▸ DOCUMENT TEXT
_____

Right-side boundary conditions are dirichlet for speed $$v(r)|_{r=R} = 0$$, keeping the scheme homogenous. For energy balance equation it gets a bit trickier as there is no boundary node to specify dirichlet condition at, so I intruduce fictious node in the depth of the wall material and interpolate boundary condition at cell interface:

$$\frac{\hat{T}_{last} + \hat{T}_{last + 1}}{2} = T_{boundary} \\->\\ \hat{T}_{last + 1} = 2T_{boundary} - \hat{T}_{last}$$

For computational efficiency reason I solve the equations separately. There's iterational process on energy equation; first I solve energy equation with implicit O(t^2)O(h^2) scheme, then I advance gas dynamics part on interpolated temperature profile with explicit scheme with time step several orders smaller to refine coefficients for energy equation. This is dictated by the extremely high cost to recalculate energy source function as there's radiative transfer over complex spectra involved.

_____

▸ EXTRACTED INFORMATION
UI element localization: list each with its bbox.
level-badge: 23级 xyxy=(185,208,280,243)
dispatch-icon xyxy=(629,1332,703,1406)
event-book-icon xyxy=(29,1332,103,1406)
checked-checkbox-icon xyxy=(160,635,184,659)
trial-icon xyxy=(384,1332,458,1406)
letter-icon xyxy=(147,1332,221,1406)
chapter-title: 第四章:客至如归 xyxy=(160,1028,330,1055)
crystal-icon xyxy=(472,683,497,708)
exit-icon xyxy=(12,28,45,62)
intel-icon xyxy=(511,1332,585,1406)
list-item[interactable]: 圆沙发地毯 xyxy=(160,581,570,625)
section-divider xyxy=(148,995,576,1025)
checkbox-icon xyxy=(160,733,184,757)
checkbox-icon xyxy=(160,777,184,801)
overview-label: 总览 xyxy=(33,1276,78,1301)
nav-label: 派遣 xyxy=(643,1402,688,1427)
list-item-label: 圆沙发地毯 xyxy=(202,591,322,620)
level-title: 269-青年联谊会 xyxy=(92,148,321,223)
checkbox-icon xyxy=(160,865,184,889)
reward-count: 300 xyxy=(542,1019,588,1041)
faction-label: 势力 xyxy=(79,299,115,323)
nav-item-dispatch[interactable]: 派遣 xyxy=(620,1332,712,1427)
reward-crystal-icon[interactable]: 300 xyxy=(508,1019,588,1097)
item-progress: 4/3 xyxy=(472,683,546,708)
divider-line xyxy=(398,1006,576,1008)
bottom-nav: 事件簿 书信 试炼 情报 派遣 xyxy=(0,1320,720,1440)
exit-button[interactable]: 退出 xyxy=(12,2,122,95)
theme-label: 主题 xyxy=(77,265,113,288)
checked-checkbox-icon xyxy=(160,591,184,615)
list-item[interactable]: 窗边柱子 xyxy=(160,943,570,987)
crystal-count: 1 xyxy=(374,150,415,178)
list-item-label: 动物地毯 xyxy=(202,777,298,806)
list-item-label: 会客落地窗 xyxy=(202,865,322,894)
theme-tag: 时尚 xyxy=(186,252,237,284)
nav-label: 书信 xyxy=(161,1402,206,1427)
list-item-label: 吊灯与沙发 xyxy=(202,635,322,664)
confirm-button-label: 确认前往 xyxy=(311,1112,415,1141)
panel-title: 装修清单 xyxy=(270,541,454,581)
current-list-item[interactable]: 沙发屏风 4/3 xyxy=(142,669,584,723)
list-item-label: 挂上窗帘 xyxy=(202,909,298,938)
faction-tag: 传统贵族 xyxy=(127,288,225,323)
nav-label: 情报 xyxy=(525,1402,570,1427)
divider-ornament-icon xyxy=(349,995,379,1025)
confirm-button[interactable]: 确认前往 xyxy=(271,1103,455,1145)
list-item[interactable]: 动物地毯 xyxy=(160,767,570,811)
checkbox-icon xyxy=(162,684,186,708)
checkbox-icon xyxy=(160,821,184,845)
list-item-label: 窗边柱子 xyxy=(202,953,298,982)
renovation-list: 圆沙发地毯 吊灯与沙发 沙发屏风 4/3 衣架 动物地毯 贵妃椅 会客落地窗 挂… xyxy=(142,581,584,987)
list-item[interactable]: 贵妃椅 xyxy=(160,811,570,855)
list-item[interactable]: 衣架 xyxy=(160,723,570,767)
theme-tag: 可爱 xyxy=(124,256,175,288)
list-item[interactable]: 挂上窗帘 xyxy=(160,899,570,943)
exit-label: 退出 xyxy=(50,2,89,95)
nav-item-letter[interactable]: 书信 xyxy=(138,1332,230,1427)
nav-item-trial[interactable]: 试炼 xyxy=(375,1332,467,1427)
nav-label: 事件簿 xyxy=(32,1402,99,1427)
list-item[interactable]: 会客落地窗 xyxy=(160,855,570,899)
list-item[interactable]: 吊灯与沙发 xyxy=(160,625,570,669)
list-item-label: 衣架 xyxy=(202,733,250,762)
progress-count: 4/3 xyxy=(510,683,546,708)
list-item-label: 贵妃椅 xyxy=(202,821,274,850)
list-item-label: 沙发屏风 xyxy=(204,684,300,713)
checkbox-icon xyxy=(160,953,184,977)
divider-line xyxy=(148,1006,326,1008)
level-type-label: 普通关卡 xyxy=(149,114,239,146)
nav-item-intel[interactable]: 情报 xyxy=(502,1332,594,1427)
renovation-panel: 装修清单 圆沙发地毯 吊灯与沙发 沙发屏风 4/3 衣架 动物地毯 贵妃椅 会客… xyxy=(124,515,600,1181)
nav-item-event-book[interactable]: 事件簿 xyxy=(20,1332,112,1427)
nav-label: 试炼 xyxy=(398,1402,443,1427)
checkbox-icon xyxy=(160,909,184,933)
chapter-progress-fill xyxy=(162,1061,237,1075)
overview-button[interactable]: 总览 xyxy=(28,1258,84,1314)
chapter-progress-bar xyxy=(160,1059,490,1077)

_____

▸ WRITTEN REQUEST A
Answer these from the numerical-scheme text:
(i) What type of right-side boundary condition is used for speed, and what value does it set?
(ii) Where is the fictitious node placed for the energy balance equation?
(iii) What makes recalculating the energy source function so costly?
▸ WRITTEN REQUEST B
Please decide whether each statement agrees with the numerical-scheme text. Give yes or no with the deciding words quoted.
(i) The equations are solved together as one coupled system.
(ii) The gas dynamics part is advanced with an explicit scheme.
(iii) The gas dynamics step is larger than the time step for the energy equation.
▸ WRITTEN REQUEST C
Pick up the numerical-scheme text after its last sentence and continue it.

▸ EXERCISE RESPONSE A
(i) A Dirichlet condition: the speed is zero at the wall, v(r) = 0 at r = R.
(ii) In the depth of the wall material.
(iii) It involves radiative transfer over complex spectra.

▸ EXERCISE RESPONSE B
(i) No: "For computational efficiency reason I solve the equations separately."
(ii) Yes: "then I advance gas dynamics part on interpolated temperature profile with explicit scheme"
(iii) No: "with time step several orders smaller"

▸ EXERCISE RESPONSE C
Model works great for pulses with current of about 500A and duration greater than 50e-6 seconds, however once I go into kA ranges waves rebounding from the lamp wall tend to spuriously oscillate and destroy the model upon converging in the center ().

I tried some less radical methods of dealing with these oscillations like introducing artificial viscosity, however I found that my implementation of them greatly reduced stability due to loss of conservation.

With great dread I look forward to rewriting everything from scratch in terms of TVD scheme or with nested grids or with something equally time-consuming, and my question is: what are some less intrusive approaches to eliminating spurious oscillations that I overlooked?